*** TASK DATA
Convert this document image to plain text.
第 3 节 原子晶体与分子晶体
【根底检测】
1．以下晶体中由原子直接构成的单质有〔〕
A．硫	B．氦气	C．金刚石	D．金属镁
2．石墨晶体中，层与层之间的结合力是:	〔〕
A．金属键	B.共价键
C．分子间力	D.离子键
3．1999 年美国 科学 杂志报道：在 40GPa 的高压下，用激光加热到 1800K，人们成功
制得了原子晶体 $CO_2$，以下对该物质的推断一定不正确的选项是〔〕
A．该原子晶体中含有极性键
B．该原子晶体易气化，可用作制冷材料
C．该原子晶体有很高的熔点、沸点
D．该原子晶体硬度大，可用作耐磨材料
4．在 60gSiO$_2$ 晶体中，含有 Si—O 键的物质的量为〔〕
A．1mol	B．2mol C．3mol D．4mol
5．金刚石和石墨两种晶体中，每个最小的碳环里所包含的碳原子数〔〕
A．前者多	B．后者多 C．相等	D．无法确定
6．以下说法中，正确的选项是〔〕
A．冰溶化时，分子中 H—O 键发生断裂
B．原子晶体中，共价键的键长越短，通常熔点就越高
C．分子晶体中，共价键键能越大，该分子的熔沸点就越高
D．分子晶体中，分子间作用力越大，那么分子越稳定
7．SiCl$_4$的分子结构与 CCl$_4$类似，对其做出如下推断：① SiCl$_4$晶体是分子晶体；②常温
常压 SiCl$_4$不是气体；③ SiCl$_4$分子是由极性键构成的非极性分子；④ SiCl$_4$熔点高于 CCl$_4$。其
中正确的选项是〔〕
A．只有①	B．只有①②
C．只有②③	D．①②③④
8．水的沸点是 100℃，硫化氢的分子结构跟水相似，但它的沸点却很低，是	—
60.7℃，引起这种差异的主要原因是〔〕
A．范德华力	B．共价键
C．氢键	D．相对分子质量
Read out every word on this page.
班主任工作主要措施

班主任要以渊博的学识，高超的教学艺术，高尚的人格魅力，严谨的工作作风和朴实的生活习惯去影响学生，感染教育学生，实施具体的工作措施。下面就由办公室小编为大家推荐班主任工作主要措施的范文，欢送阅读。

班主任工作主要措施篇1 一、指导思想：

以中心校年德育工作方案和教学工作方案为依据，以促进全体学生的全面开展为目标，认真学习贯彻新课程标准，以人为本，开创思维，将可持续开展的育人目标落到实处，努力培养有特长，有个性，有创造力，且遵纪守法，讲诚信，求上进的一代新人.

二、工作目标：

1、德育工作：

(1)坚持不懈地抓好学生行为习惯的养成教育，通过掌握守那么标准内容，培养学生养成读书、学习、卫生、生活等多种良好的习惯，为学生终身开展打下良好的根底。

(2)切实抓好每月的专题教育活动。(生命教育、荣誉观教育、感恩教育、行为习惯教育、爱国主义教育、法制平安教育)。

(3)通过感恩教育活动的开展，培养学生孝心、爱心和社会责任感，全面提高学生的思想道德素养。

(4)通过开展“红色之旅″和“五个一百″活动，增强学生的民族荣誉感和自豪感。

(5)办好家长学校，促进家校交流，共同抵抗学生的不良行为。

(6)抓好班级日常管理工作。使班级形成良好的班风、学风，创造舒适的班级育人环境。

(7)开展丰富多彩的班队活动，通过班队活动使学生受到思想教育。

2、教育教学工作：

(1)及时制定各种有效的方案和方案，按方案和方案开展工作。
******
*PROBLEM STATEMENT:* Set all of the records down again, exactly as they stand.

*RESULT BELOW:*
Convert this document image to plain text.
第 3 节 原子晶体与分子晶体
【根底检测】
1．以下晶体中由原子直接构成的单质有〔〕
A．硫	B．氦气	C．金刚石	D．金属镁
2．石墨晶体中，层与层之间的结合力是:	〔〕
A．金属键	B.共价键
C．分子间力	D.离子键
3．1999 年美国 科学 杂志报道：在 40GPa 的高压下，用激光加热到 1800K，人们成功
制得了原子晶体 $CO_2$，以下对该物质的推断一定不正确的选项是〔〕
A．该原子晶体中含有极性键
B．该原子晶体易气化，可用作制冷材料
C．该原子晶体有很高的熔点、沸点
D．该原子晶体硬度大，可用作耐磨材料
4．在 60gSiO$_2$ 晶体中，含有 Si—O 键的物质的量为〔〕
A．1mol	B．2mol C．3mol D．4mol
5．金刚石和石墨两种晶体中，每个最小的碳环里所包含的碳原子数〔〕
A．前者多	B．后者多 C．相等	D．无法确定
6．以下说法中，正确的选项是〔〕
A．冰溶化时，分子中 H—O 键发生断裂
B．原子晶体中，共价键的键长越短，通常熔点就越高
C．分子晶体中，共价键键能越大，该分子的熔沸点就越高
D．分子晶体中，分子间作用力越大，那么分子越稳定
7．SiCl$_4$的分子结构与 CCl$_4$类似，对其做出如下推断：① SiCl$_4$晶体是分子晶体；②常温
常压 SiCl$_4$不是气体；③ SiCl$_4$分子是由极性键构成的非极性分子；④ SiCl$_4$熔点高于 CCl$_4$。其
中正确的选项是〔〕
A．只有①	B．只有①②
C．只有②③	D．①②③④
8．水的沸点是 100℃，硫化氢的分子结构跟水相似，但它的沸点却很低，是	—
60.7℃，引起这种差异的主要原因是〔〕
A．范德华力	B．共价键
C．氢键	D．相对分子质量
Read out every word on this page.
班主任工作主要措施

班主任要以渊博的学识，高超的教学艺术，高尚的人格魅力，严谨的工作作风和朴实的生活习惯去影响学生，感染教育学生，实施具体的工作措施。下面就由办公室小编为大家推荐班主任工作主要措施的范文，欢送阅读。

班主任工作主要措施篇1 一、指导思想：

以中心校年德育工作方案和教学工作方案为依据，以促进全体学生的全面开展为目标，认真学习贯彻新课程标准，以人为本，开创思维，将可持续开展的育人目标落到实处，努力培养有特长，有个性，有创造力，且遵纪守法，讲诚信，求上进的一代新人.

二、工作目标：

1、德育工作：

(1)坚持不懈地抓好学生行为习惯的养成教育，通过掌握守那么标准内容，培养学生养成读书、学习、卫生、生活等多种良好的习惯，为学生终身开展打下良好的根底。

(2)切实抓好每月的专题教育活动。(生命教育、荣誉观教育、感恩教育、行为习惯教育、爱国主义教育、法制平安教育)。

(3)通过感恩教育活动的开展，培养学生孝心、爱心和社会责任感，全面提高学生的思想道德素养。

(4)通过开展“红色之旅″和“五个一百″活动，增强学生的民族荣誉感和自豪感。

(5)办好家长学校，促进家校交流，共同抵抗学生的不良行为。

(6)抓好班级日常管理工作。使班级形成良好的班风、学风，创造舒适的班级育人环境。

(7)开展丰富多彩的班队活动，通过班队活动使学生受到思想教育。

2、教育教学工作：

(1)及时制定各种有效的方案和方案，按方案和方案开展工作。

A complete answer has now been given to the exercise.